## Given passage
— Begin —
Thursday, October 13, 1977

O lost, and by the wind grieved, ghost, come back again – Thomas Wolfe

For a couple of days and nights now, it has almost seemed like old times- the Yankees and the Dodgers – with the D train an elbow-rubbing aprlor car for ticketholders as it coursed under the Harlem River to the Stadium stop at 161st Street. But it isn’t old times – even Joe DiMaggio has a hard time getting Yankee Stadium tickets.

The Yankees vs, the Dodgers – a match that once made the city stop in its tracks on October afternoons. It was the Bronx against Brooklyn, and all other allegiances were cancelled for the duration. It was Pee Wee Reese vs. Phil Rizzuto, Don Newcombe vs. Allie Reynolds, Red Barber vs. Mel Allen. It was fans lined up outside Yankee Stadium and Ebbets Field in all-night procession by the thousands. It was a city under the seige of baseball, and anyone who wasn’t interested had a week in October to play solitaire.

It is 36 years since Mickey Owen dropped that third strike, 22 since Johnny Podres beat the Yankees for the Dodgers first Series victory, 21 since Don Larsen pitched his perfect game, and a generation sice Walter O’Malley abandoned Ebbets Field for the gold mine of Chavez Ravine.

For those of us who gave up serious consideration of baseball with the passing of the Brooklyn Dodgers, this is a week for reminiscence at best, accompanied by a massive lack of interest in the outcome.

The baseball generation brought up on the Mets doesn’t know how to hate. But to those of us for whom Ebbets Field was a second home, the Yankees – even more than the Giants – were, and remain the enemy.

For, after years of futility in the National League, when the Dodgers finally won the pennant in 1941 it was the Yankees who ened our reverie and won the Series.
It was the same in 1947, 1949, 1952, 1953 before Johnny Podres shut them out in the final game of the 1955 series. But then, the Yankees won again in 1956.
— End —
Answer these about the Yankees–Dodgers column:
1. Which subway train carried ticketholders to the Stadium stop, and at what street is that stop?
2. How many years had passed since Don Larsen pitched his perfect game?
3. In what year did the Dodgers finally win the pennant after years of futility in the National League?
Answer using only the Yankees–Dodgers column above.

## Entries provided
— Begin —
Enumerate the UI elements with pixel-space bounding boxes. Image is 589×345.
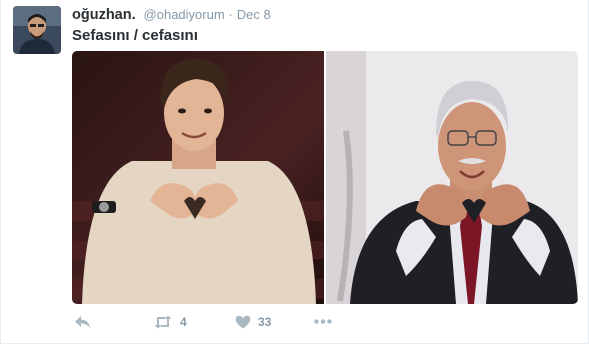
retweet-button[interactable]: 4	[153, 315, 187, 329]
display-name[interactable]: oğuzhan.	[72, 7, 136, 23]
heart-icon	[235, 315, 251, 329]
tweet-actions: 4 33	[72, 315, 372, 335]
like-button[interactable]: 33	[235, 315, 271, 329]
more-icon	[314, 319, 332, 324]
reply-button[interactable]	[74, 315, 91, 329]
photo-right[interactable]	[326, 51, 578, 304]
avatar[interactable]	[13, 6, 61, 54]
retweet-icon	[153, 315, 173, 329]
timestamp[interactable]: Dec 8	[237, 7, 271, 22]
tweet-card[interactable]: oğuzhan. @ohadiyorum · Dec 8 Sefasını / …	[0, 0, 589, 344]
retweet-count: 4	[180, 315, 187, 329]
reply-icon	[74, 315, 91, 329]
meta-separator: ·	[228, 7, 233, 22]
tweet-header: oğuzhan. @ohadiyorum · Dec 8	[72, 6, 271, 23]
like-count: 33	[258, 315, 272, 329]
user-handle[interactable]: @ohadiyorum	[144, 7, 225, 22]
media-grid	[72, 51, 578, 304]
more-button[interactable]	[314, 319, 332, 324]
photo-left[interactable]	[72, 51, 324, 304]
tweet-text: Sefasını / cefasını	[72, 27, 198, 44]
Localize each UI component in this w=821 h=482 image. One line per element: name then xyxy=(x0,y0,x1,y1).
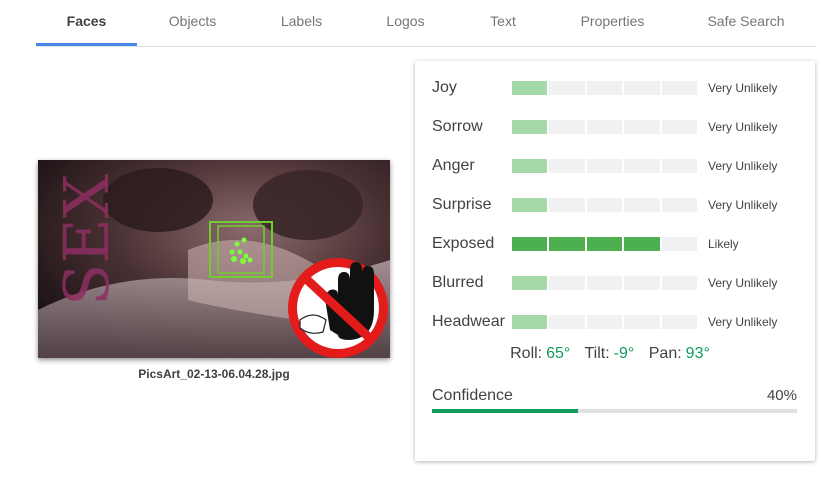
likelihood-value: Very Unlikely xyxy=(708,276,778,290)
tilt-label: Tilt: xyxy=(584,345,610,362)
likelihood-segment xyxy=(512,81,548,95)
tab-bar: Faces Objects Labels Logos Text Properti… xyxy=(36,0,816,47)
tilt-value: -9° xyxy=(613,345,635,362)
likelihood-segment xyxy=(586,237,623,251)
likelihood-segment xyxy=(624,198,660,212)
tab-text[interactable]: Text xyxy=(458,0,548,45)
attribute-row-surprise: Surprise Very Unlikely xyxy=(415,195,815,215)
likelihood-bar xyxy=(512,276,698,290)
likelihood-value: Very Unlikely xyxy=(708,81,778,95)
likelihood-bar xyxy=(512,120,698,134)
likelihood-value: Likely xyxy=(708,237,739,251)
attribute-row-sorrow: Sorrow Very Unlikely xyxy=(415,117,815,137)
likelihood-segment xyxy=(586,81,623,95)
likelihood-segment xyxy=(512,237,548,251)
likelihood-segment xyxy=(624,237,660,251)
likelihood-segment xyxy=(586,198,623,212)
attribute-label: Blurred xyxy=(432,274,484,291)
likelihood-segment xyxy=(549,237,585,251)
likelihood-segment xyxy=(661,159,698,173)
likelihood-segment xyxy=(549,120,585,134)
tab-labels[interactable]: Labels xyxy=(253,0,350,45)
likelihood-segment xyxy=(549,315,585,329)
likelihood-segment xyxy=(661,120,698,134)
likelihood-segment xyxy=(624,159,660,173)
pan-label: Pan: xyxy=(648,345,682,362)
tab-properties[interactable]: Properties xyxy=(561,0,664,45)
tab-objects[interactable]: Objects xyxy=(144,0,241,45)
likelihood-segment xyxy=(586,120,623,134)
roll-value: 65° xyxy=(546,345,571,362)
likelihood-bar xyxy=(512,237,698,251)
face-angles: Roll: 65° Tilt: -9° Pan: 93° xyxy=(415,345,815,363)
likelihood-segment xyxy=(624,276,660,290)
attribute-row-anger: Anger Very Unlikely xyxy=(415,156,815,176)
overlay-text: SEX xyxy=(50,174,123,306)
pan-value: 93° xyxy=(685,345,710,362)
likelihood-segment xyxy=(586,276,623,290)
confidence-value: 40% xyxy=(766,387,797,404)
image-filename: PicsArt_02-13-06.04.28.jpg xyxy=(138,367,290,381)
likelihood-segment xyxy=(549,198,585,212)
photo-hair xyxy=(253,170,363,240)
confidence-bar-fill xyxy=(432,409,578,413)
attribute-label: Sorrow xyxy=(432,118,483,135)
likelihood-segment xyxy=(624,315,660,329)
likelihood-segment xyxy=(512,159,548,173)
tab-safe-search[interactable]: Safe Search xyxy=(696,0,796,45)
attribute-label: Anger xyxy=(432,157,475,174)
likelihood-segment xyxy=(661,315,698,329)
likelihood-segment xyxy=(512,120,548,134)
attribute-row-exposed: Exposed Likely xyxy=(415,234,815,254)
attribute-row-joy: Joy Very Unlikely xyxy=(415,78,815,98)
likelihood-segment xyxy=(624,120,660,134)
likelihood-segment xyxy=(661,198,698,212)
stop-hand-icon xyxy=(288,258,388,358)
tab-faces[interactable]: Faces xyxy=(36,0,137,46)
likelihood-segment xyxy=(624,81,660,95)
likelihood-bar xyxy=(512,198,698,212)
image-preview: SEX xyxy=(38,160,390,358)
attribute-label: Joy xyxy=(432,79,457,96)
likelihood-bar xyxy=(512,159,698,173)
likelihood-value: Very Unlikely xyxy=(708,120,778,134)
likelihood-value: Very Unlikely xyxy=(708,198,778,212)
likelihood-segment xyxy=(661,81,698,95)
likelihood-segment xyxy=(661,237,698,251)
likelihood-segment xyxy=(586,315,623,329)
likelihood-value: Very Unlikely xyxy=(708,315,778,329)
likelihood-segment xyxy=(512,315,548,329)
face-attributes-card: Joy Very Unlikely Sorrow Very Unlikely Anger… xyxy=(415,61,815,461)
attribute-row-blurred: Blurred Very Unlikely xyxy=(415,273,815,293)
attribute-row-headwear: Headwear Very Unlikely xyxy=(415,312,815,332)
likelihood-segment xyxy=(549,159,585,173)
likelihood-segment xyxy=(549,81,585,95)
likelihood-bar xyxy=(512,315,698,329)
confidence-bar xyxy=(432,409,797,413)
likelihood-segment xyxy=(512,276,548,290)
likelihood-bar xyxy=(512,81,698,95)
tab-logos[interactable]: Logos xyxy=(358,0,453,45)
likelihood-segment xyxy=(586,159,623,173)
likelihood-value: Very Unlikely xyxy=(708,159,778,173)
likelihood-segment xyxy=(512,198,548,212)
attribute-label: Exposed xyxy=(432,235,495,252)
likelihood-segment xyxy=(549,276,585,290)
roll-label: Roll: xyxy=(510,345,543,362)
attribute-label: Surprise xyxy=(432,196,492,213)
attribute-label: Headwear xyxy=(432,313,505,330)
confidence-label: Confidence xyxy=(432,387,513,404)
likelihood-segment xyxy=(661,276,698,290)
— End —
— Begin —
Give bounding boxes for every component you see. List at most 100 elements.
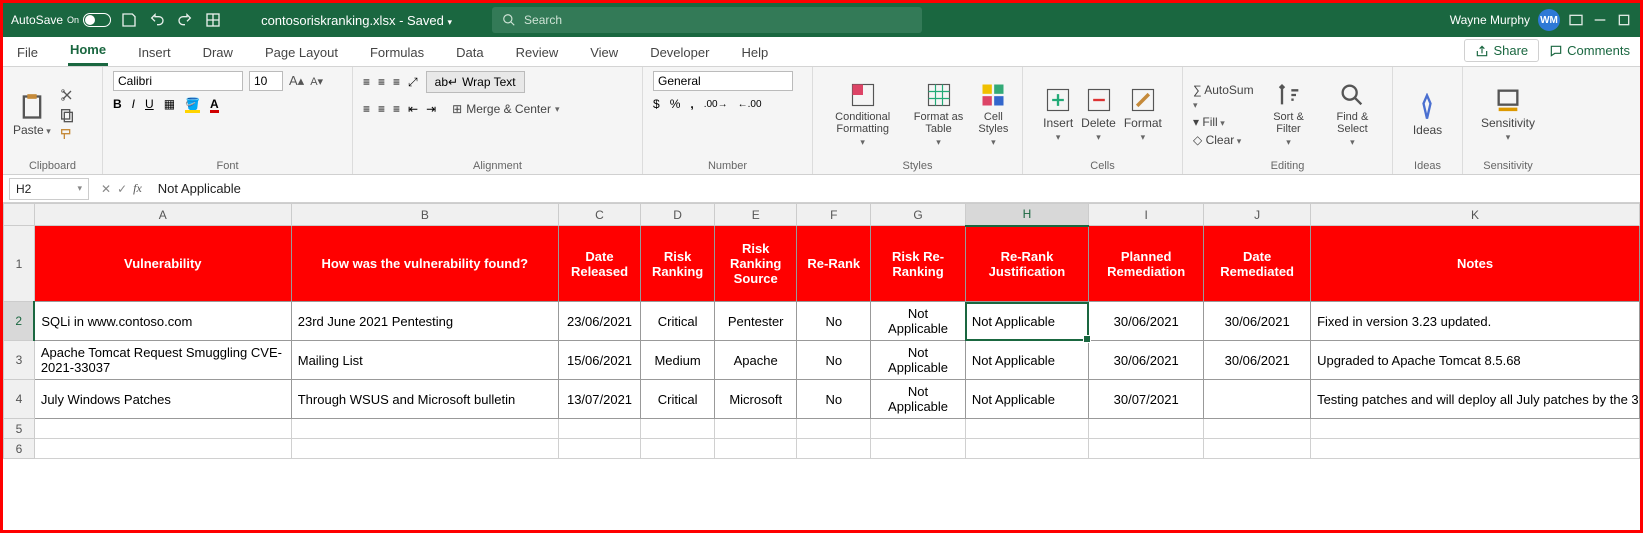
— End —
## Exercise solution
1. The D train, to the stop at 161st Street.
2. 21 years.
3. 1941.